Skip every image and restate the data word for word.
-- BEGIN DATA RECORDS --
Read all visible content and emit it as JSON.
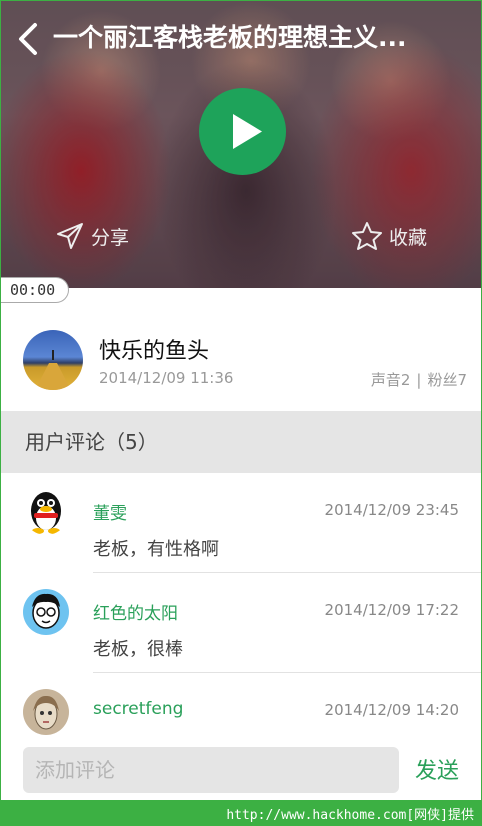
{
  "header": {
    "title": "一个丽江客栈老板的理想主义...",
    "back_icon": "chevron-left-icon",
    "play_icon": "play-icon",
    "share_label": "分享",
    "favorite_label": "收藏",
    "time": "00:00",
    "accent_color": "#1ea35a"
  },
  "author": {
    "name": "快乐的鱼头",
    "date": "2014/12/09 11:36",
    "sounds": "声音2",
    "separator": "|",
    "fans": "粉丝7"
  },
  "comments_section": {
    "heading": "用户评论（5）"
  },
  "comments": [
    {
      "name": "董雯",
      "time": "2014/12/09 23:45",
      "text": "老板，有性格啊"
    },
    {
      "name": "红色的太阳",
      "time": "2014/12/09 17:22",
      "text": "老板，很棒"
    },
    {
      "name": "secretfeng",
      "time": "2014/12/09 14:20",
      "text": ""
    }
  ],
  "input_bar": {
    "placeholder": "添加评论",
    "send_label": "发送"
  },
  "footer": {
    "watermark": "http://www.hackhome.com[网侠]提供"
  }
}
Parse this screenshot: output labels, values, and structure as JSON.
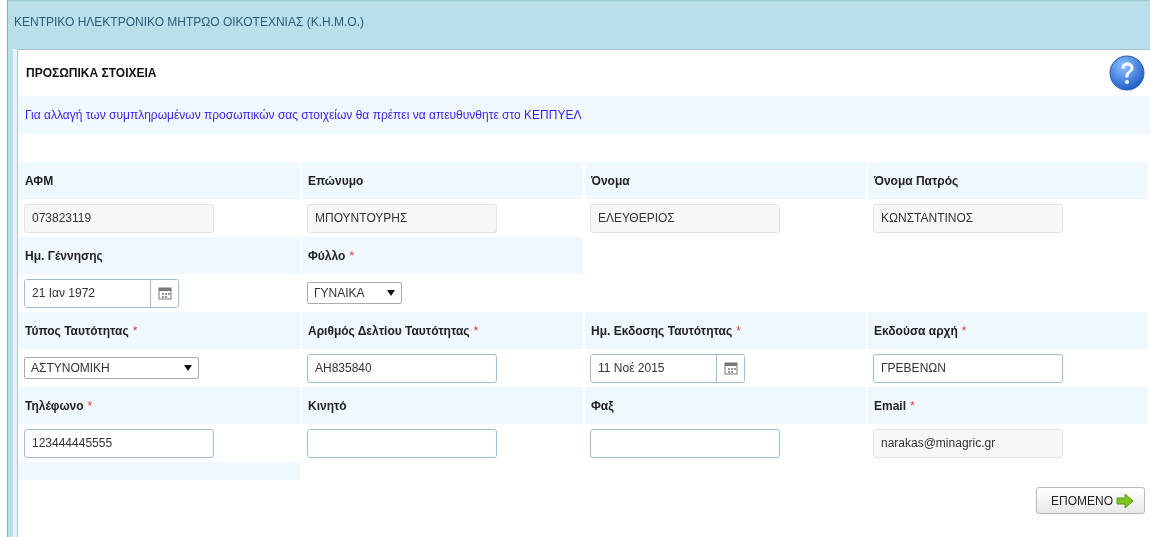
{
  "window": {
    "title": "ΚΕΝΤΡΙΚΟ ΗΛΕΚΤΡΟΝΙΚΟ ΜΗΤΡΩΟ ΟΙΚΟΤΕΧΝΙΑΣ (Κ.Η.Μ.Ο.)"
  },
  "section": {
    "title": "ΠΡΟΣΩΠΙΚΑ ΣΤΟΙΧΕΙΑ",
    "notice": "Για αλλαγή των συμπληρωμένων προσωπικών σας στοιχείων θα πρέπει να απευθυνθητε στο ΚΕΠΠΥΕΛ"
  },
  "rows": [
    {
      "fields": [
        {
          "label": "ΑΦΜ",
          "required": false,
          "kind": "readonly",
          "value": "073823119"
        },
        {
          "label": "Επώνυμο",
          "required": false,
          "kind": "readonly",
          "value": "ΜΠΟΥΝΤΟΥΡΗΣ"
        },
        {
          "label": "Όνομα",
          "required": false,
          "kind": "readonly",
          "value": "ΕΛΕΥΘΕΡΙΟΣ"
        },
        {
          "label": "Όνομα Πατρός",
          "required": false,
          "kind": "readonly",
          "value": "ΚΩΝΣΤΑΝΤΙΝΟΣ"
        }
      ]
    },
    {
      "fields": [
        {
          "label": "Ημ. Γέννησης",
          "required": false,
          "kind": "date",
          "value": "21 Ιαν 1972"
        },
        {
          "label": "Φύλλο",
          "required": true,
          "kind": "select-small",
          "value": "ΓΥΝΑΙΚΑ"
        }
      ]
    },
    {
      "fields": [
        {
          "label": "Τύπος Ταυτότητας",
          "required": true,
          "kind": "select",
          "value": "ΑΣΤΥΝΟΜΙΚΗ"
        },
        {
          "label": "Αριθμός Δελτίου Ταυτότητας",
          "required": true,
          "kind": "text",
          "value": "ΑΗ835840"
        },
        {
          "label": "Ημ. Εκδοσης Ταυτότητας",
          "required": true,
          "kind": "date",
          "value": "11 Νοέ 2015"
        },
        {
          "label": "Εκδούσα αρχή",
          "required": true,
          "kind": "text",
          "value": "ΓΡΕΒΕΝΩΝ"
        }
      ]
    },
    {
      "fields": [
        {
          "label": "Τηλέφωνο",
          "required": true,
          "kind": "text",
          "value": "123444445555"
        },
        {
          "label": "Κινητό",
          "required": false,
          "kind": "text"
        },
        {
          "label": "Φαξ",
          "required": false,
          "kind": "text"
        },
        {
          "label": "Email",
          "required": true,
          "kind": "readonly",
          "value": "narakas@minagric.gr"
        }
      ]
    }
  ],
  "required_mark": "*",
  "next_button": {
    "label": "ΕΠΟΜΕΝΟ"
  }
}
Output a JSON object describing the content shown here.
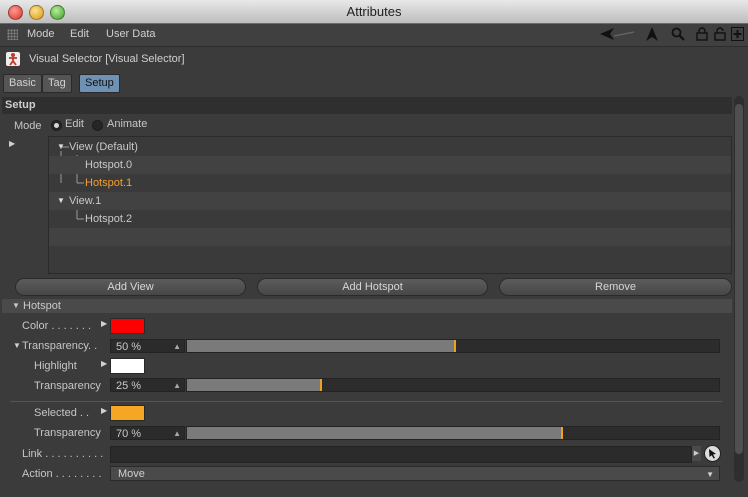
{
  "window": {
    "title": "Attributes"
  },
  "menu": {
    "items": [
      "Mode",
      "Edit",
      "User Data"
    ]
  },
  "toolbar_icons": [
    "back-arrow-icon",
    "up-arrow-icon",
    "search-icon",
    "lock-icon",
    "lock-alt-icon",
    "new-panel-icon"
  ],
  "object": {
    "title": "Visual Selector [Visual Selector]"
  },
  "tabs": [
    {
      "label": "Basic",
      "active": false
    },
    {
      "label": "Tag",
      "active": false
    },
    {
      "label": "Setup",
      "active": true
    }
  ],
  "setup": {
    "header": "Setup",
    "mode_label": "Mode",
    "mode_options": [
      {
        "label": "Edit",
        "selected": true
      },
      {
        "label": "Animate",
        "selected": false
      }
    ]
  },
  "tree": {
    "items": [
      {
        "label": "View (Default)",
        "level": 0,
        "expanded": true,
        "selected": false
      },
      {
        "label": "Hotspot.0",
        "level": 1,
        "selected": false
      },
      {
        "label": "Hotspot.1",
        "level": 1,
        "selected": true
      },
      {
        "label": "View.1",
        "level": 0,
        "expanded": true,
        "selected": false
      },
      {
        "label": "Hotspot.2",
        "level": 1,
        "selected": false
      }
    ]
  },
  "buttons": {
    "add_view": "Add View",
    "add_hotspot": "Add Hotspot",
    "remove": "Remove"
  },
  "hotspot": {
    "header": "Hotspot",
    "color_label": "Color . . . . . . .",
    "color_value": "#ff0000",
    "transparency_label": "Transparency. .",
    "transparency_value": "50 %",
    "transparency_fraction": 0.5,
    "highlight_label": "Highlight",
    "highlight_color": "#ffffff",
    "highlight_transparency_label": "Transparency",
    "highlight_transparency_value": "25 %",
    "highlight_transparency_fraction": 0.25,
    "selected_label": "Selected . .",
    "selected_color": "#f5a623",
    "selected_transparency_label": "Transparency",
    "selected_transparency_value": "70 %",
    "selected_transparency_fraction": 0.7,
    "link_label": "Link . . . . . . . . . .",
    "action_label": "Action . . . . . . . .",
    "action_value": "Move"
  },
  "colors": {
    "accent": "#f0a020",
    "selected_text": "#f5a02a",
    "active_tab": "#6f91b4"
  }
}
-- END DATA RECORDS --
## FULL ANSWER
Read all visible content and emit it as JSON.
{
  "header": {
    "title": "一个丽江客栈老板的理想主义...",
    "back_icon": "chevron-left-icon",
    "play_icon": "play-icon",
    "share_label": "分享",
    "favorite_label": "收藏",
    "time": "00:00",
    "accent_color": "#1ea35a"
  },
  "author": {
    "name": "快乐的鱼头",
    "date": "2014/12/09 11:36",
    "sounds": "声音2",
    "separator": "|",
    "fans": "粉丝7"
  },
  "comments_section": {
    "heading": "用户评论（5）"
  },
  "comments": [
    {
      "name": "董雯",
      "time": "2014/12/09 23:45",
      "text": "老板，有性格啊"
    },
    {
      "name": "红色的太阳",
      "time": "2014/12/09 17:22",
      "text": "老板，很棒"
    },
    {
      "name": "secretfeng",
      "time": "2014/12/09 14:20",
      "text": ""
    }
  ],
  "input_bar": {
    "placeholder": "添加评论",
    "send_label": "发送"
  },
  "footer": {
    "watermark": "http://www.hackhome.com[网侠]提供"
  }
}
Parse this screenshot: output labels, values, and structure as JSON.
{
  "window": {
    "title": "ΚΕΝΤΡΙΚΟ ΗΛΕΚΤΡΟΝΙΚΟ ΜΗΤΡΩΟ ΟΙΚΟΤΕΧΝΙΑΣ (Κ.Η.Μ.Ο.)"
  },
  "section": {
    "title": "ΠΡΟΣΩΠΙΚΑ ΣΤΟΙΧΕΙΑ",
    "notice": "Για αλλαγή των συμπληρωμένων προσωπικών σας στοιχείων θα πρέπει να απευθυνθητε στο ΚΕΠΠΥΕΛ"
  },
  "rows": [
    {
      "fields": [
        {
          "label": "ΑΦΜ",
          "required": false,
          "kind": "readonly",
          "value": "073823119"
        },
        {
          "label": "Επώνυμο",
          "required": false,
          "kind": "readonly",
          "value": "ΜΠΟΥΝΤΟΥΡΗΣ"
        },
        {
          "label": "Όνομα",
          "required": false,
          "kind": "readonly",
          "value": "ΕΛΕΥΘΕΡΙΟΣ"
        },
        {
          "label": "Όνομα Πατρός",
          "required": false,
          "kind": "readonly",
          "value": "ΚΩΝΣΤΑΝΤΙΝΟΣ"
        }
      ]
    },
    {
      "fields": [
        {
          "label": "Ημ. Γέννησης",
          "required": false,
          "kind": "date",
          "value": "21 Ιαν 1972"
        },
        {
          "label": "Φύλλο",
          "required": true,
          "kind": "select-small",
          "value": "ΓΥΝΑΙΚΑ"
        }
      ]
    },
    {
      "fields": [
        {
          "label": "Τύπος Ταυτότητας",
          "required": true,
          "kind": "select",
          "value": "ΑΣΤΥΝΟΜΙΚΗ"
        },
        {
          "label": "Αριθμός Δελτίου Ταυτότητας",
          "required": true,
          "kind": "text",
          "value": "ΑΗ835840"
        },
        {
          "label": "Ημ. Εκδοσης Ταυτότητας",
          "required": true,
          "kind": "date",
          "value": "11 Νοέ 2015"
        },
        {
          "label": "Εκδούσα αρχή",
          "required": true,
          "kind": "text",
          "value": "ΓΡΕΒΕΝΩΝ"
        }
      ]
    },
    {
      "fields": [
        {
          "label": "Τηλέφωνο",
          "required": true,
          "kind": "text",
          "value": "123444445555"
        },
        {
          "label": "Κινητό",
          "required": false,
          "kind": "text"
        },
        {
          "label": "Φαξ",
          "required": false,
          "kind": "text"
        },
        {
          "label": "Email",
          "required": true,
          "kind": "readonly",
          "value": "narakas@minagric.gr"
        }
      ]
    }
  ],
  "required_mark": "*",
  "next_button": {
    "label": "ΕΠΟΜΕΝΟ"
  }
}
Output a JSON object describing the content shown here.
{
  "window": {
    "title": "Attributes"
  },
  "menu": {
    "items": [
      "Mode",
      "Edit",
      "User Data"
    ]
  },
  "toolbar_icons": [
    "back-arrow-icon",
    "up-arrow-icon",
    "search-icon",
    "lock-icon",
    "lock-alt-icon",
    "new-panel-icon"
  ],
  "object": {
    "title": "Visual Selector [Visual Selector]"
  },
  "tabs": [
    {
      "label": "Basic",
      "active": false
    },
    {
      "label": "Tag",
      "active": false
    },
    {
      "label": "Setup",
      "active": true
    }
  ],
  "setup": {
    "header": "Setup",
    "mode_label": "Mode",
    "mode_options": [
      {
        "label": "Edit",
        "selected": true
      },
      {
        "label": "Animate",
        "selected": false
      }
    ]
  },
  "tree": {
    "items": [
      {
        "label": "View (Default)",
        "level": 0,
        "expanded": true,
        "selected": false
      },
      {
        "label": "Hotspot.0",
        "level": 1,
        "selected": false
      },
      {
        "label": "Hotspot.1",
        "level": 1,
        "selected": true
      },
      {
        "label": "View.1",
        "level": 0,
        "expanded": true,
        "selected": false
      },
      {
        "label": "Hotspot.2",
        "level": 1,
        "selected": false
      }
    ]
  },
  "buttons": {
    "add_view": "Add View",
    "add_hotspot": "Add Hotspot",
    "remove": "Remove"
  },
  "hotspot": {
    "header": "Hotspot",
    "color_label": "Color . . . . . . .",
    "color_value": "#ff0000",
    "transparency_label": "Transparency. .",
    "transparency_value": "50 %",
    "transparency_fraction": 0.5,
    "highlight_label": "Highlight",
    "highlight_color": "#ffffff",
    "highlight_transparency_label": "Transparency",
    "highlight_transparency_value": "25 %",
    "highlight_transparency_fraction": 0.25,
    "selected_label": "Selected . .",
    "selected_color": "#f5a623",
    "selected_transparency_label": "Transparency",
    "selected_transparency_value": "70 %",
    "selected_transparency_fraction": 0.7,
    "link_label": "Link . . . . . . . . . .",
    "action_label": "Action . . . . . . . .",
    "action_value": "Move"
  },
  "colors": {
    "accent": "#f0a020",
    "selected_text": "#f5a02a",
    "active_tab": "#6f91b4"
  }
}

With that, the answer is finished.